▶ **OBJECTIVE**
Type the records out again in full, exactly.

▶ **DATA FOR THIS EXERCISE**
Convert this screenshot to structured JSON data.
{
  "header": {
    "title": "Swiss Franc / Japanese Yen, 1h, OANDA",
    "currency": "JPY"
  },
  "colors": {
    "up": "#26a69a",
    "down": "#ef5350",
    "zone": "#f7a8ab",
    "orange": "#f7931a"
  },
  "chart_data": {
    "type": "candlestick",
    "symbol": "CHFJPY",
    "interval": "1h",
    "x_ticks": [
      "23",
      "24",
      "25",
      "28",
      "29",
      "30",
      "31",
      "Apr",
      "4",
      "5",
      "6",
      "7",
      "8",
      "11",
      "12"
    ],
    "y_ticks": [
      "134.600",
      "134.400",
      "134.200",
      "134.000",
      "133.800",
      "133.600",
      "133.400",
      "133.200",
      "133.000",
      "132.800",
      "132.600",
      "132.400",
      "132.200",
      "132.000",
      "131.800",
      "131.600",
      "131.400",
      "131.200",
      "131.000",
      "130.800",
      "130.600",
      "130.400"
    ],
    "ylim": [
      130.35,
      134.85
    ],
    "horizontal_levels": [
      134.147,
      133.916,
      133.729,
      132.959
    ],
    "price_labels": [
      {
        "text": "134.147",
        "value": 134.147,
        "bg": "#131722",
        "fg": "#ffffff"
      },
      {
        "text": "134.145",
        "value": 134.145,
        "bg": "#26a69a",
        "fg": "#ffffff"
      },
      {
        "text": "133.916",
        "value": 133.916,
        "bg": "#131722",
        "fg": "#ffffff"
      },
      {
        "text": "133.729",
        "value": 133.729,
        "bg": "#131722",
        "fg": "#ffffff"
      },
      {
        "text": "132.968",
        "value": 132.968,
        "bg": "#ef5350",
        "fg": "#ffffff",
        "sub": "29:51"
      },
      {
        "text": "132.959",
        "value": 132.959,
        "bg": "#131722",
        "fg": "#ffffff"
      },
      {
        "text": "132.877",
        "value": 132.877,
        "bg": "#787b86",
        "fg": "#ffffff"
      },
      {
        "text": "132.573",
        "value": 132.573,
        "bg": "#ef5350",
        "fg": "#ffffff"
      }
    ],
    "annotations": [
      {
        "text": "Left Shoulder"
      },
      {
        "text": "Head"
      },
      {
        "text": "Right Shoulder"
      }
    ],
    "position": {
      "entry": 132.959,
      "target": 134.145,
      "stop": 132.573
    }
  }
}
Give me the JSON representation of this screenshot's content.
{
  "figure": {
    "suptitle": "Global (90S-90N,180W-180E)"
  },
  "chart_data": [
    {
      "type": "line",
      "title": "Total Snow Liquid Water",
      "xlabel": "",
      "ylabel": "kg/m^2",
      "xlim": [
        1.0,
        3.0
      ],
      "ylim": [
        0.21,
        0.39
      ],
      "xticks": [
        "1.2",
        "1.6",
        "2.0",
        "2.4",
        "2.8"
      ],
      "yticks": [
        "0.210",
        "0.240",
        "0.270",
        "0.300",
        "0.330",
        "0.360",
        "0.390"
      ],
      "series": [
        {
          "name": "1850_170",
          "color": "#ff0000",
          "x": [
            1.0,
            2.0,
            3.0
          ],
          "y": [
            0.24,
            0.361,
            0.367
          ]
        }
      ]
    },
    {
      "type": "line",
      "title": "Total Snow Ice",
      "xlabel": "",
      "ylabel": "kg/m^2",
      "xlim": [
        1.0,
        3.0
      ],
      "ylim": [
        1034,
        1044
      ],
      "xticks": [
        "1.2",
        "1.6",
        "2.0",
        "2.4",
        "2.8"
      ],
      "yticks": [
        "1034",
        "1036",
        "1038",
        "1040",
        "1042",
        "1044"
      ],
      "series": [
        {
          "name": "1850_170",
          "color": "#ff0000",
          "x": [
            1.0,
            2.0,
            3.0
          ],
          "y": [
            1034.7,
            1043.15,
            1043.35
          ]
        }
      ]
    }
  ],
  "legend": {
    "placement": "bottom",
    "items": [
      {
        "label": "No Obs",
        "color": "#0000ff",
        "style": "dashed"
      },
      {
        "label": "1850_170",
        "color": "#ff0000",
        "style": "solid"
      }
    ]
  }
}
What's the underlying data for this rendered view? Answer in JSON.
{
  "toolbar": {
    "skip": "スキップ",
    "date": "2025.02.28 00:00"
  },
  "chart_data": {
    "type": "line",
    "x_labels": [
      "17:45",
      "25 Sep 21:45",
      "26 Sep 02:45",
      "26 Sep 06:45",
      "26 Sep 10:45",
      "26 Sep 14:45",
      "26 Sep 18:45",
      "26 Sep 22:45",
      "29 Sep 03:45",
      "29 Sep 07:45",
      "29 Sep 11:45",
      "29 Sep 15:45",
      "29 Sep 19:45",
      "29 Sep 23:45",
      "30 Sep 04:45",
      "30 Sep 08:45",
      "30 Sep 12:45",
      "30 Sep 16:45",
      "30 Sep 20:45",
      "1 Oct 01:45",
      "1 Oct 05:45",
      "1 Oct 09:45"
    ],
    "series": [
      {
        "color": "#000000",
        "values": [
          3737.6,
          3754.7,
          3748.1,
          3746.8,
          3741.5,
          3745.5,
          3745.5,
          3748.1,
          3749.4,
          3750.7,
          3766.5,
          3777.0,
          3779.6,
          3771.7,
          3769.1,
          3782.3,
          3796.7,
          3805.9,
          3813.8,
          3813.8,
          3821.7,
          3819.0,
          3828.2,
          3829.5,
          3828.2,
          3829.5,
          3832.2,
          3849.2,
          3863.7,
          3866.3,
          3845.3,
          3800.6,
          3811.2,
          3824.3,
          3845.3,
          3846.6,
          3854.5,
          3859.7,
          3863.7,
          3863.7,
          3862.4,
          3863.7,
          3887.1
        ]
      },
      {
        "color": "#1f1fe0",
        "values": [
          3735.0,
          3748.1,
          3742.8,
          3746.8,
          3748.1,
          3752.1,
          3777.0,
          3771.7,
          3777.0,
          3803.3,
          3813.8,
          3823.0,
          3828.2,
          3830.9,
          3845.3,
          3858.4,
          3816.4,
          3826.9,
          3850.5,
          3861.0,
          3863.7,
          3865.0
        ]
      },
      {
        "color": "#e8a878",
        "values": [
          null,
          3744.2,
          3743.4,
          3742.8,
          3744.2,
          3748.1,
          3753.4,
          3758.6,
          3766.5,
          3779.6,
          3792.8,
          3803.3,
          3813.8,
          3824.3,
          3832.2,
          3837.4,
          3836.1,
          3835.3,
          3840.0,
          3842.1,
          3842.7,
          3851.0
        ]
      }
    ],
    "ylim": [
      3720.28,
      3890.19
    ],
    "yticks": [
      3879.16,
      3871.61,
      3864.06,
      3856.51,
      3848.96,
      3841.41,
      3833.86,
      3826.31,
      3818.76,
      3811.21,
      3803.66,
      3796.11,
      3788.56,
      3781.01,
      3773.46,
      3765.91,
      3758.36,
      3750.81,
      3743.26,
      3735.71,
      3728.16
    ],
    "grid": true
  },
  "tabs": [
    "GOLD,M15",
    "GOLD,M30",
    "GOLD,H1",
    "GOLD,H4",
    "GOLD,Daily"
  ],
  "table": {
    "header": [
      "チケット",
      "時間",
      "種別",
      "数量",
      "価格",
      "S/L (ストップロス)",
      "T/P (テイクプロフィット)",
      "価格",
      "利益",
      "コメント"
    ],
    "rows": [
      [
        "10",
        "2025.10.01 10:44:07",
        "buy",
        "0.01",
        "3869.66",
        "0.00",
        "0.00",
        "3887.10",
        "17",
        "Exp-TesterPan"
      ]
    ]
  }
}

▶ **TASK RESULT**
Convert this screenshot to structured JSON data.
{
  "header": {
    "title": "Swiss Franc / Japanese Yen, 1h, OANDA",
    "currency": "JPY"
  },
  "colors": {
    "up": "#26a69a",
    "down": "#ef5350",
    "zone": "#f7a8ab",
    "orange": "#f7931a"
  },
  "chart_data": {
    "type": "candlestick",
    "symbol": "CHFJPY",
    "interval": "1h",
    "x_ticks": [
      "23",
      "24",
      "25",
      "28",
      "29",
      "30",
      "31",
      "Apr",
      "4",
      "5",
      "6",
      "7",
      "8",
      "11",
      "12"
    ],
    "y_ticks": [
      "134.600",
      "134.400",
      "134.200",
      "134.000",
      "133.800",
      "133.600",
      "133.400",
      "133.200",
      "133.000",
      "132.800",
      "132.600",
      "132.400",
      "132.200",
      "132.000",
      "131.800",
      "131.600",
      "131.400",
      "131.200",
      "131.000",
      "130.800",
      "130.600",
      "130.400"
    ],
    "ylim": [
      130.35,
      134.85
    ],
    "horizontal_levels": [
      134.147,
      133.916,
      133.729,
      132.959
    ],
    "price_labels": [
      {
        "text": "134.147",
        "value": 134.147,
        "bg": "#131722",
        "fg": "#ffffff"
      },
      {
        "text": "134.145",
        "value": 134.145,
        "bg": "#26a69a",
        "fg": "#ffffff"
      },
      {
        "text": "133.916",
        "value": 133.916,
        "bg": "#131722",
        "fg": "#ffffff"
      },
      {
        "text": "133.729",
        "value": 133.729,
        "bg": "#131722",
        "fg": "#ffffff"
      },
      {
        "text": "132.968",
        "value": 132.968,
        "bg": "#ef5350",
        "fg": "#ffffff",
        "sub": "29:51"
      },
      {
        "text": "132.959",
        "value": 132.959,
        "bg": "#131722",
        "fg": "#ffffff"
      },
      {
        "text": "132.877",
        "value": 132.877,
        "bg": "#787b86",
        "fg": "#ffffff"
      },
      {
        "text": "132.573",
        "value": 132.573,
        "bg": "#ef5350",
        "fg": "#ffffff"
      }
    ],
    "annotations": [
      {
        "text": "Left Shoulder"
      },
      {
        "text": "Head"
      },
      {
        "text": "Right Shoulder"
      }
    ],
    "position": {
      "entry": 132.959,
      "target": 134.145,
      "stop": 132.573
    }
  }
}
Give me the JSON representation of this screenshot's content.
{
  "figure": {
    "suptitle": "Global (90S-90N,180W-180E)"
  },
  "chart_data": [
    {
      "type": "line",
      "title": "Total Snow Liquid Water",
      "xlabel": "",
      "ylabel": "kg/m^2",
      "xlim": [
        1.0,
        3.0
      ],
      "ylim": [
        0.21,
        0.39
      ],
      "xticks": [
        "1.2",
        "1.6",
        "2.0",
        "2.4",
        "2.8"
      ],
      "yticks": [
        "0.210",
        "0.240",
        "0.270",
        "0.300",
        "0.330",
        "0.360",
        "0.390"
      ],
      "series": [
        {
          "name": "1850_170",
          "color": "#ff0000",
          "x": [
            1.0,
            2.0,
            3.0
          ],
          "y": [
            0.24,
            0.361,
            0.367
          ]
        }
      ]
    },
    {
      "type": "line",
      "title": "Total Snow Ice",
      "xlabel": "",
      "ylabel": "kg/m^2",
      "xlim": [
        1.0,
        3.0
      ],
      "ylim": [
        1034,
        1044
      ],
      "xticks": [
        "1.2",
        "1.6",
        "2.0",
        "2.4",
        "2.8"
      ],
      "yticks": [
        "1034",
        "1036",
        "1038",
        "1040",
        "1042",
        "1044"
      ],
      "series": [
        {
          "name": "1850_170",
          "color": "#ff0000",
          "x": [
            1.0,
            2.0,
            3.0
          ],
          "y": [
            1034.7,
            1043.15,
            1043.35
          ]
        }
      ]
    }
  ],
  "legend": {
    "placement": "bottom",
    "items": [
      {
        "label": "No Obs",
        "color": "#0000ff",
        "style": "dashed"
      },
      {
        "label": "1850_170",
        "color": "#ff0000",
        "style": "solid"
      }
    ]
  }
}
What's the underlying data for this rendered view? Answer in JSON.
{
  "toolbar": {
    "skip": "スキップ",
    "date": "2025.02.28 00:00"
  },
  "chart_data": {
    "type": "line",
    "x_labels": [
      "17:45",
      "25 Sep 21:45",
      "26 Sep 02:45",
      "26 Sep 06:45",
      "26 Sep 10:45",
      "26 Sep 14:45",
      "26 Sep 18:45",
      "26 Sep 22:45",
      "29 Sep 03:45",
      "29 Sep 07:45",
      "29 Sep 11:45",
      "29 Sep 15:45",
      "29 Sep 19:45",
      "29 Sep 23:45",
      "30 Sep 04:45",
      "30 Sep 08:45",
      "30 Sep 12:45",
      "30 Sep 16:45",
      "30 Sep 20:45",
      "1 Oct 01:45",
      "1 Oct 05:45",
      "1 Oct 09:45"
    ],
    "series": [
      {
        "color": "#000000",
        "values": [
          3737.6,
          3754.7,
          3748.1,
          3746.8,
          3741.5,
          3745.5,
          3745.5,
          3748.1,
          3749.4,
          3750.7,
          3766.5,
          3777.0,
          3779.6,
          3771.7,
          3769.1,
          3782.3,
          3796.7,
          3805.9,
          3813.8,
          3813.8,
          3821.7,
          3819.0,
          3828.2,
          3829.5,
          3828.2,
          3829.5,
          3832.2,
          3849.2,
          3863.7,
          3866.3,
          3845.3,
          3800.6,
          3811.2,
          3824.3,
          3845.3,
          3846.6,
          3854.5,
          3859.7,
          3863.7,
          3863.7,
          3862.4,
          3863.7,
          3887.1
        ]
      },
      {
        "color": "#1f1fe0",
        "values": [
          3735.0,
          3748.1,
          3742.8,
          3746.8,
          3748.1,
          3752.1,
          3777.0,
          3771.7,
          3777.0,
          3803.3,
          3813.8,
          3823.0,
          3828.2,
          3830.9,
          3845.3,
          3858.4,
          3816.4,
          3826.9,
          3850.5,
          3861.0,
          3863.7,
          3865.0
        ]
      },
      {
        "color": "#e8a878",
        "values": [
          null,
          3744.2,
          3743.4,
          3742.8,
          3744.2,
          3748.1,
          3753.4,
          3758.6,
          3766.5,
          3779.6,
          3792.8,
          3803.3,
          3813.8,
          3824.3,
          3832.2,
          3837.4,
          3836.1,
          3835.3,
          3840.0,
          3842.1,
          3842.7,
          3851.0
        ]
      }
    ],
    "ylim": [
      3720.28,
      3890.19
    ],
    "yticks": [
      3879.16,
      3871.61,
      3864.06,
      3856.51,
      3848.96,
      3841.41,
      3833.86,
      3826.31,
      3818.76,
      3811.21,
      3803.66,
      3796.11,
      3788.56,
      3781.01,
      3773.46,
      3765.91,
      3758.36,
      3750.81,
      3743.26,
      3735.71,
      3728.16
    ],
    "grid": true
  },
  "tabs": [
    "GOLD,M15",
    "GOLD,M30",
    "GOLD,H1",
    "GOLD,H4",
    "GOLD,Daily"
  ],
  "table": {
    "header": [
      "チケット",
      "時間",
      "種別",
      "数量",
      "価格",
      "S/L (ストップロス)",
      "T/P (テイクプロフィット)",
      "価格",
      "利益",
      "コメント"
    ],
    "rows": [
      [
        "10",
        "2025.10.01 10:44:07",
        "buy",
        "0.01",
        "3869.66",
        "0.00",
        "0.00",
        "3887.10",
        "17",
        "Exp-TesterPan"
      ]
    ]
  }
}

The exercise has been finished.